> **Working data**:
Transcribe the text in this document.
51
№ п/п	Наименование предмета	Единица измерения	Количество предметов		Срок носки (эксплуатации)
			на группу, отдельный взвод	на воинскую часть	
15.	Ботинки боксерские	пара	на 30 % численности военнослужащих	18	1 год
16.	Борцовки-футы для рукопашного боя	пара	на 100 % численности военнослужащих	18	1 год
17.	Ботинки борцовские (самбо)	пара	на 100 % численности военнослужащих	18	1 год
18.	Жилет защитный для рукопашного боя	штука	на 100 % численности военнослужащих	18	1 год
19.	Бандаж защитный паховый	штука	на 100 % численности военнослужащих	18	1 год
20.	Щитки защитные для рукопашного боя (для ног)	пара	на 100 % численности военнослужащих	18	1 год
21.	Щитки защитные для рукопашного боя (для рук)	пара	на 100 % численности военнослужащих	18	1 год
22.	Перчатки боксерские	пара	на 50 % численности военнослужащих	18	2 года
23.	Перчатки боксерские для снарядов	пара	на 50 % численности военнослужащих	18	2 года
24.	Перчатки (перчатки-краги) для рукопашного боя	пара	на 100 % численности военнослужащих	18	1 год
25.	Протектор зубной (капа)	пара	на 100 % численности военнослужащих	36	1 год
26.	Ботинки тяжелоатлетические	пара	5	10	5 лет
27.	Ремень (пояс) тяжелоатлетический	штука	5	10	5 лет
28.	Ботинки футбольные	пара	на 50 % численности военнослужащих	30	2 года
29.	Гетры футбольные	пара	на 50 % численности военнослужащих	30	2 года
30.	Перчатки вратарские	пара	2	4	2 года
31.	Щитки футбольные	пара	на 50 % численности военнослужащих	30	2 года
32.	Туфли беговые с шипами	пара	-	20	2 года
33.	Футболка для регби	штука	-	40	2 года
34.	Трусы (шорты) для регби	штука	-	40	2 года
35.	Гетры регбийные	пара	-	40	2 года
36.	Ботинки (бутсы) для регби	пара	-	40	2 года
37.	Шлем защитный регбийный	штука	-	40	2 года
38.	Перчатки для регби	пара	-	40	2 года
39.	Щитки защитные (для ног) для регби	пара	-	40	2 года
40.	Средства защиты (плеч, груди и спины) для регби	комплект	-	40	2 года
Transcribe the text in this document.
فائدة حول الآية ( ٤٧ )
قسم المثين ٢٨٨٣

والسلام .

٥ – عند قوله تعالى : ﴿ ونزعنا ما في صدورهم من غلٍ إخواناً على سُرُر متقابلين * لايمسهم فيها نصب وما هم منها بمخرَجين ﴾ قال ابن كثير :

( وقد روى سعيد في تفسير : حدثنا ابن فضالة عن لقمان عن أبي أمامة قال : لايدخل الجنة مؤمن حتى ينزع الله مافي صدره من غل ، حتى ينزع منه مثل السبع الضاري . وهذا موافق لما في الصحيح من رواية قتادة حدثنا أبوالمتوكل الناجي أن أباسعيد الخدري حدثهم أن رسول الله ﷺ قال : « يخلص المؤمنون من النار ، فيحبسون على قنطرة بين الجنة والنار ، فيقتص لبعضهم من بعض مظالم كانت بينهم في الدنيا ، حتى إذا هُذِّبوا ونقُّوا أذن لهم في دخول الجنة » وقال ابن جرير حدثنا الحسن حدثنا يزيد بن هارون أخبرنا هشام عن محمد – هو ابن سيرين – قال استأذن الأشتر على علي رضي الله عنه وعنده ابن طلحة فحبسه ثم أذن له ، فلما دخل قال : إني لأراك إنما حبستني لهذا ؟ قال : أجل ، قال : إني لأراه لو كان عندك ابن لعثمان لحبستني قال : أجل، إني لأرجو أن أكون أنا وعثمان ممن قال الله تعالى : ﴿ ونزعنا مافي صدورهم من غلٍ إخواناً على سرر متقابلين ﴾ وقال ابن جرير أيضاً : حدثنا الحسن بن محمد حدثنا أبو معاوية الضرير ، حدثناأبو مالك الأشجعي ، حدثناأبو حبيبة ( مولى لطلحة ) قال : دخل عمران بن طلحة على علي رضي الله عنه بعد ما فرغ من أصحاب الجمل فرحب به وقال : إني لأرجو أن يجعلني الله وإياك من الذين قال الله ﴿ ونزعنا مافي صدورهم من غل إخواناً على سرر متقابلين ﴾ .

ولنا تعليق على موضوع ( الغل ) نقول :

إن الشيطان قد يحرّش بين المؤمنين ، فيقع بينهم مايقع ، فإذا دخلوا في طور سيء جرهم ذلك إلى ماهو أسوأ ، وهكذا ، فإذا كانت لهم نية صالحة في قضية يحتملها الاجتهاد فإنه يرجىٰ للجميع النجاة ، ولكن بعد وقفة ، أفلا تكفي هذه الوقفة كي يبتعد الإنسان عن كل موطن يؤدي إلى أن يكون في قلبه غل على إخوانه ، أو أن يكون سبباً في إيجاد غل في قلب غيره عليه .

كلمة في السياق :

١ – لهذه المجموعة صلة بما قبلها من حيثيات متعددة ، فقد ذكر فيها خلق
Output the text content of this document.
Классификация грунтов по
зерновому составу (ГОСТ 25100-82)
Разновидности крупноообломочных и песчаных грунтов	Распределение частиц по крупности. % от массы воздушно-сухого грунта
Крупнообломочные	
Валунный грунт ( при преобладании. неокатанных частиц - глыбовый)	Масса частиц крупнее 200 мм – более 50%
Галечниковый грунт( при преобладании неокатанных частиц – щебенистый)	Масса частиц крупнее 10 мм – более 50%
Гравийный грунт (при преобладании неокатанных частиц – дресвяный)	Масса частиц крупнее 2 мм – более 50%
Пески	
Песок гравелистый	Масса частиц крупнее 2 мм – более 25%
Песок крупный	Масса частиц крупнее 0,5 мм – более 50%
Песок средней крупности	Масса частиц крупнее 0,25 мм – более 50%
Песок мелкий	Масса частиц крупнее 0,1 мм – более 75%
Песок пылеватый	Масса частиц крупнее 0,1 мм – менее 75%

> **Your goal**:
Tally the lines of the records holding the word "боксерские", then give only the resulting number.

> **Answer to the task**:
3